Supplied entries »
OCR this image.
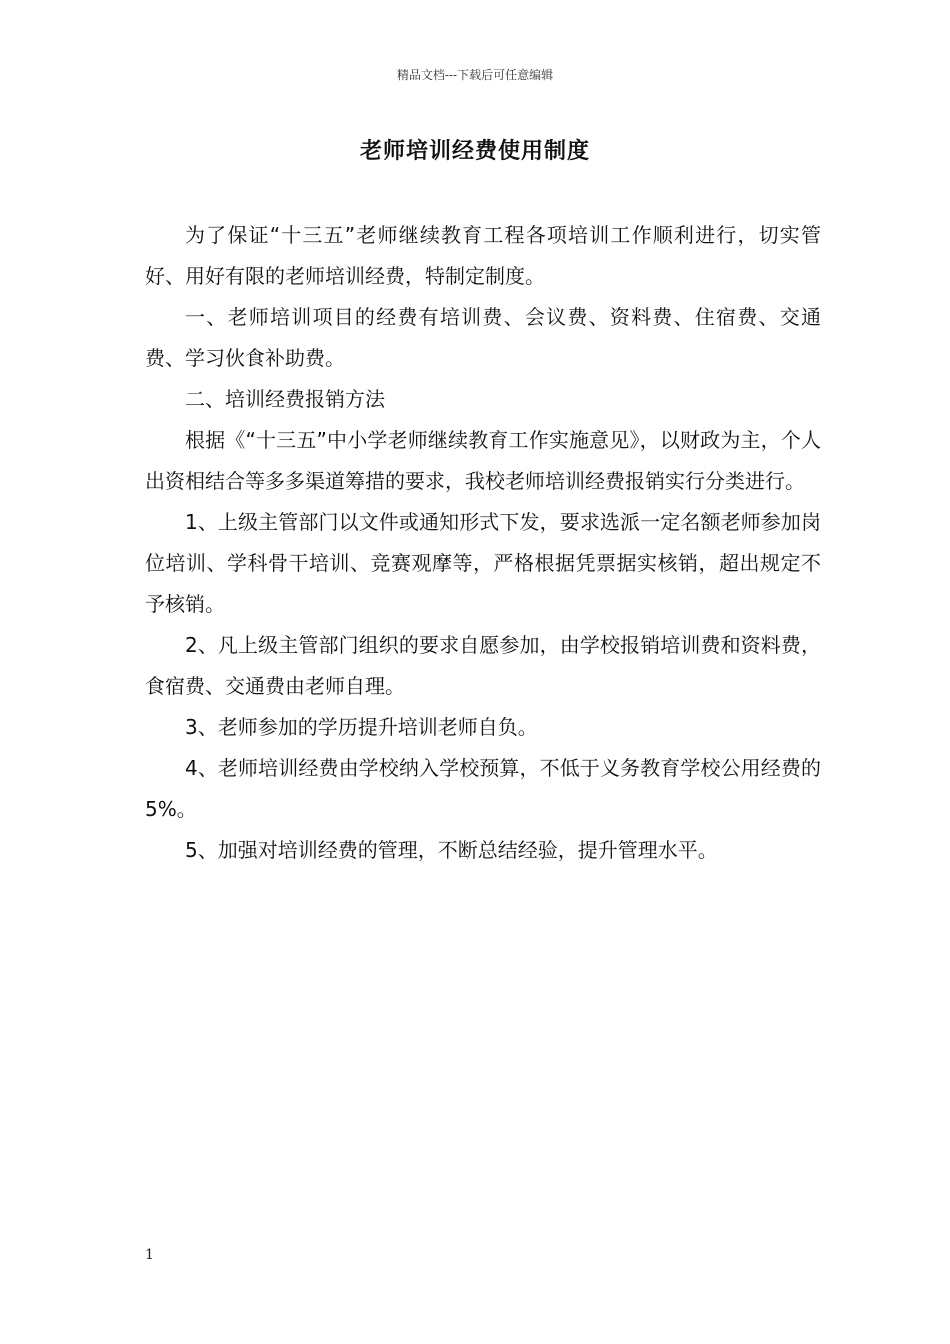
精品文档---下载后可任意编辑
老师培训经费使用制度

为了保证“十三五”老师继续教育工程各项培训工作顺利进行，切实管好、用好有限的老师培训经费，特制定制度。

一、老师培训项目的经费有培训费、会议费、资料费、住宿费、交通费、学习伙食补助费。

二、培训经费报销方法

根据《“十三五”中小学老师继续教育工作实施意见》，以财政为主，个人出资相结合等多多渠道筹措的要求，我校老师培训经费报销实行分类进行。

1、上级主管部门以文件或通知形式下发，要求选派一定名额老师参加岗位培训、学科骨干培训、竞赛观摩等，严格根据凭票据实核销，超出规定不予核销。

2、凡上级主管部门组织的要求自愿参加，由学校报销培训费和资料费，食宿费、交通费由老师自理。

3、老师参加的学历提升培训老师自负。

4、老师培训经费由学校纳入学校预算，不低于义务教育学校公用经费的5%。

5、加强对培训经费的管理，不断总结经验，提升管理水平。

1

Prompt » Make an exact copy of the data above, pictures excluded.

In response »
OCR this image.
精品文档---下载后可任意编辑
老师培训经费使用制度

为了保证“十三五”老师继续教育工程各项培训工作顺利进行，切实管好、用好有限的老师培训经费，特制定制度。

一、老师培训项目的经费有培训费、会议费、资料费、住宿费、交通费、学习伙食补助费。

二、培训经费报销方法

根据《“十三五”中小学老师继续教育工作实施意见》，以财政为主，个人出资相结合等多多渠道筹措的要求，我校老师培训经费报销实行分类进行。

1、上级主管部门以文件或通知形式下发，要求选派一定名额老师参加岗位培训、学科骨干培训、竞赛观摩等，严格根据凭票据实核销，超出规定不予核销。

2、凡上级主管部门组织的要求自愿参加，由学校报销培训费和资料费，食宿费、交通费由老师自理。

3、老师参加的学历提升培训老师自负。

4、老师培训经费由学校纳入学校预算，不低于义务教育学校公用经费的5%。

5、加强对培训经费的管理，不断总结经验，提升管理水平。

1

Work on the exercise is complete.